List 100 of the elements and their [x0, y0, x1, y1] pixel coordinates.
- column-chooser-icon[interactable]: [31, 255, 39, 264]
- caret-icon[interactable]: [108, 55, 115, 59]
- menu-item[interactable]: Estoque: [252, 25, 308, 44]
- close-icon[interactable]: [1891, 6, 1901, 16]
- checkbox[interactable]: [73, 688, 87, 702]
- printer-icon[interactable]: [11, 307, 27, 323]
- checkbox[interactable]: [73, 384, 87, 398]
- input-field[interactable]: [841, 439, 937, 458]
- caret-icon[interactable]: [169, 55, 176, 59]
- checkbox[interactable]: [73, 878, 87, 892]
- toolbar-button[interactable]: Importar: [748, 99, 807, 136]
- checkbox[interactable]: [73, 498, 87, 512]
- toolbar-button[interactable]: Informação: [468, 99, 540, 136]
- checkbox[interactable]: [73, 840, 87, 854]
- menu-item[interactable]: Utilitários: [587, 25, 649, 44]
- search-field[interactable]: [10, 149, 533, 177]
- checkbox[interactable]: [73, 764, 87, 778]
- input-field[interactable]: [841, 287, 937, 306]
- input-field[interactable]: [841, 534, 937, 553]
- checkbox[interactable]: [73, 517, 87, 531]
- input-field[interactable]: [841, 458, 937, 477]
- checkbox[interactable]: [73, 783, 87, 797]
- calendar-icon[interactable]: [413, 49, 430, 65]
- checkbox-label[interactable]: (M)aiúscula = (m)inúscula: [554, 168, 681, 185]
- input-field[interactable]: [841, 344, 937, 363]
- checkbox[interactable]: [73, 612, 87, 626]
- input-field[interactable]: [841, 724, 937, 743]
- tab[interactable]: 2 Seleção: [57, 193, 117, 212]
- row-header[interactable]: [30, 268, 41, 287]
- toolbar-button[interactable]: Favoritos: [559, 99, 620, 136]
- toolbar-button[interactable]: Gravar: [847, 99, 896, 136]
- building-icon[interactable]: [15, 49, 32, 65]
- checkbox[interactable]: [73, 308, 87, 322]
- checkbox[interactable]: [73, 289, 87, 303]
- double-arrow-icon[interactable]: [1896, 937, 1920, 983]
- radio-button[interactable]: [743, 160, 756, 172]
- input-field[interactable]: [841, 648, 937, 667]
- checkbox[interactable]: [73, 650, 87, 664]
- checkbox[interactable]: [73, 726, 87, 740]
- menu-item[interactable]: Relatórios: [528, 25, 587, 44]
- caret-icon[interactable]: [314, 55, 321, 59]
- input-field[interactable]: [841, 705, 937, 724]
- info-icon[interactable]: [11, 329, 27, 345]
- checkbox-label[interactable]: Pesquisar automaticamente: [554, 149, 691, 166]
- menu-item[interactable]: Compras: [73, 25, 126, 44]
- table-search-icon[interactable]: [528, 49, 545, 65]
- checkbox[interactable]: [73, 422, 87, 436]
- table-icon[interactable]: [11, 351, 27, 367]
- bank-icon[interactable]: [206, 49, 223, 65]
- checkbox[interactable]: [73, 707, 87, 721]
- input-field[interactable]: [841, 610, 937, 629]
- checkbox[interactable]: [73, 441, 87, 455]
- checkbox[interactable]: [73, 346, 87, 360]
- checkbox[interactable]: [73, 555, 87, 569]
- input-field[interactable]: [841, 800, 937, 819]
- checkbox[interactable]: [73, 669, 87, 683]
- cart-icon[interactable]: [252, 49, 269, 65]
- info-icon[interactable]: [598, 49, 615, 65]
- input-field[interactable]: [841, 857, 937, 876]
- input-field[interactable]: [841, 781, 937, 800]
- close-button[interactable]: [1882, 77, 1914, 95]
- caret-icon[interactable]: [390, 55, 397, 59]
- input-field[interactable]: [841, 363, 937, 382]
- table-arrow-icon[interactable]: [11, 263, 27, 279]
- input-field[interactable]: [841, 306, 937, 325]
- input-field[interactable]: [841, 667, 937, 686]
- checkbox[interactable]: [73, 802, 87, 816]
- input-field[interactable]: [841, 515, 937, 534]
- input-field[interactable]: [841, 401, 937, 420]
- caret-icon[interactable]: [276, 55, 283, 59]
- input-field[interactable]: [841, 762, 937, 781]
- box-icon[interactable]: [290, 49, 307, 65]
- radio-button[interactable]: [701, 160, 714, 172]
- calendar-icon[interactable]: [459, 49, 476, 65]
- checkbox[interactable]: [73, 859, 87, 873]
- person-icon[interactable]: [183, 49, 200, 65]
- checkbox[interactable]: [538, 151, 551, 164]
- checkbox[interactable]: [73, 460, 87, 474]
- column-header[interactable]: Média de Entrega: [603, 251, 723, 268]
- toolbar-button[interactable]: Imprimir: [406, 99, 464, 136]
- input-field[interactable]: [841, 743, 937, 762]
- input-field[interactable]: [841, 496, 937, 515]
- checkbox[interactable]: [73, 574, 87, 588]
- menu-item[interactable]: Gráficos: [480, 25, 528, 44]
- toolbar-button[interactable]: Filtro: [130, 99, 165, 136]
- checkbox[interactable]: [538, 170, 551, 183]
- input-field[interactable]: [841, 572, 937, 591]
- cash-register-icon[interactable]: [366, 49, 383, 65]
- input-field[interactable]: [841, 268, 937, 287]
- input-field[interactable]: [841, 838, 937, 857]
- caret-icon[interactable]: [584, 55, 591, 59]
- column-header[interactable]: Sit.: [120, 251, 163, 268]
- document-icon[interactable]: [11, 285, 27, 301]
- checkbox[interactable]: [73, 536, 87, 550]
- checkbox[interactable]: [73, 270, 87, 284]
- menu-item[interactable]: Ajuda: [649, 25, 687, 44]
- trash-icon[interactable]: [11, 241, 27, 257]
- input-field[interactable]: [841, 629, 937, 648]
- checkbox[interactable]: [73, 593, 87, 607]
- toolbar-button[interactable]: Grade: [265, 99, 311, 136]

■ INSTRUCTIONS TO FOLLOW
Reproduce every one of the lines above verbatim, in the order they appear.

■ WRITTEN SOLUTION
List 100 of the elements and their [x0, y0, x1, y1] pixel coordinates.
- column-chooser-icon[interactable]: [31, 255, 39, 264]
- caret-icon[interactable]: [108, 55, 115, 59]
- menu-item[interactable]: Estoque: [252, 25, 308, 44]
- close-icon[interactable]: [1891, 6, 1901, 16]
- checkbox[interactable]: [73, 688, 87, 702]
- printer-icon[interactable]: [11, 307, 27, 323]
- checkbox[interactable]: [73, 384, 87, 398]
- input-field[interactable]: [841, 439, 937, 458]
- caret-icon[interactable]: [169, 55, 176, 59]
- checkbox[interactable]: [73, 878, 87, 892]
- toolbar-button[interactable]: Importar: [748, 99, 807, 136]
- checkbox[interactable]: [73, 498, 87, 512]
- toolbar-button[interactable]: Informação: [468, 99, 540, 136]
- checkbox[interactable]: [73, 840, 87, 854]
- menu-item[interactable]: Utilitários: [587, 25, 649, 44]
- search-field[interactable]: [10, 149, 533, 177]
- checkbox[interactable]: [73, 764, 87, 778]
- input-field[interactable]: [841, 287, 937, 306]
- input-field[interactable]: [841, 534, 937, 553]
- checkbox[interactable]: [73, 517, 87, 531]
- input-field[interactable]: [841, 458, 937, 477]
- checkbox[interactable]: [73, 783, 87, 797]
- calendar-icon[interactable]: [413, 49, 430, 65]
- checkbox-label[interactable]: (M)aiúscula = (m)inúscula: [554, 168, 681, 185]
- input-field[interactable]: [841, 344, 937, 363]
- checkbox[interactable]: [73, 612, 87, 626]
- input-field[interactable]: [841, 724, 937, 743]
- tab[interactable]: 2 Seleção: [57, 193, 117, 212]
- row-header[interactable]: [30, 268, 41, 287]
- toolbar-button[interactable]: Favoritos: [559, 99, 620, 136]
- toolbar-button[interactable]: Gravar: [847, 99, 896, 136]
- building-icon[interactable]: [15, 49, 32, 65]
- checkbox[interactable]: [73, 308, 87, 322]
- checkbox[interactable]: [73, 289, 87, 303]
- double-arrow-icon[interactable]: [1896, 937, 1920, 983]
- radio-button[interactable]: [743, 160, 756, 172]
- input-field[interactable]: [841, 648, 937, 667]
- checkbox[interactable]: [73, 650, 87, 664]
- checkbox[interactable]: [73, 726, 87, 740]
- menu-item[interactable]: Relatórios: [528, 25, 587, 44]
- caret-icon[interactable]: [314, 55, 321, 59]
- input-field[interactable]: [841, 705, 937, 724]
- info-icon[interactable]: [11, 329, 27, 345]
- checkbox-label[interactable]: Pesquisar automaticamente: [554, 149, 691, 166]
- menu-item[interactable]: Compras: [73, 25, 126, 44]
- table-search-icon[interactable]: [528, 49, 545, 65]
- checkbox[interactable]: [73, 422, 87, 436]
- table-icon[interactable]: [11, 351, 27, 367]
- bank-icon[interactable]: [206, 49, 223, 65]
- checkbox[interactable]: [73, 707, 87, 721]
- input-field[interactable]: [841, 610, 937, 629]
- checkbox[interactable]: [73, 441, 87, 455]
- checkbox[interactable]: [73, 346, 87, 360]
- checkbox[interactable]: [73, 555, 87, 569]
- input-field[interactable]: [841, 800, 937, 819]
- checkbox[interactable]: [73, 669, 87, 683]
- cart-icon[interactable]: [252, 49, 269, 65]
- info-icon[interactable]: [598, 49, 615, 65]
- input-field[interactable]: [841, 857, 937, 876]
- input-field[interactable]: [841, 781, 937, 800]
- close-button[interactable]: [1882, 77, 1914, 95]
- caret-icon[interactable]: [390, 55, 397, 59]
- input-field[interactable]: [841, 363, 937, 382]
- table-arrow-icon[interactable]: [11, 263, 27, 279]
- input-field[interactable]: [841, 306, 937, 325]
- input-field[interactable]: [841, 667, 937, 686]
- checkbox[interactable]: [73, 802, 87, 816]
- input-field[interactable]: [841, 515, 937, 534]
- input-field[interactable]: [841, 401, 937, 420]
- caret-icon[interactable]: [276, 55, 283, 59]
- input-field[interactable]: [841, 762, 937, 781]
- box-icon[interactable]: [290, 49, 307, 65]
- radio-button[interactable]: [701, 160, 714, 172]
- calendar-icon[interactable]: [459, 49, 476, 65]
- checkbox[interactable]: [73, 859, 87, 873]
- person-icon[interactable]: [183, 49, 200, 65]
- checkbox[interactable]: [538, 151, 551, 164]
- checkbox[interactable]: [73, 460, 87, 474]
- column-header[interactable]: Média de Entrega: [603, 251, 723, 268]
- toolbar-button[interactable]: Imprimir: [406, 99, 464, 136]
- input-field[interactable]: [841, 743, 937, 762]
- input-field[interactable]: [841, 496, 937, 515]
- checkbox[interactable]: [73, 574, 87, 588]
- menu-item[interactable]: Gráficos: [480, 25, 528, 44]
- toolbar-button[interactable]: Filtro: [130, 99, 165, 136]
- checkbox[interactable]: [538, 170, 551, 183]
- input-field[interactable]: [841, 572, 937, 591]
- cash-register-icon[interactable]: [366, 49, 383, 65]
- input-field[interactable]: [841, 268, 937, 287]
- input-field[interactable]: [841, 838, 937, 857]
- caret-icon[interactable]: [584, 55, 591, 59]
- column-header[interactable]: Sit.: [120, 251, 163, 268]
- document-icon[interactable]: [11, 285, 27, 301]
- checkbox[interactable]: [73, 536, 87, 550]
- checkbox[interactable]: [73, 270, 87, 284]
- menu-item[interactable]: Ajuda: [649, 25, 687, 44]
- trash-icon[interactable]: [11, 241, 27, 257]
- input-field[interactable]: [841, 629, 937, 648]
- checkbox[interactable]: [73, 593, 87, 607]
- toolbar-button[interactable]: Grade: [265, 99, 311, 136]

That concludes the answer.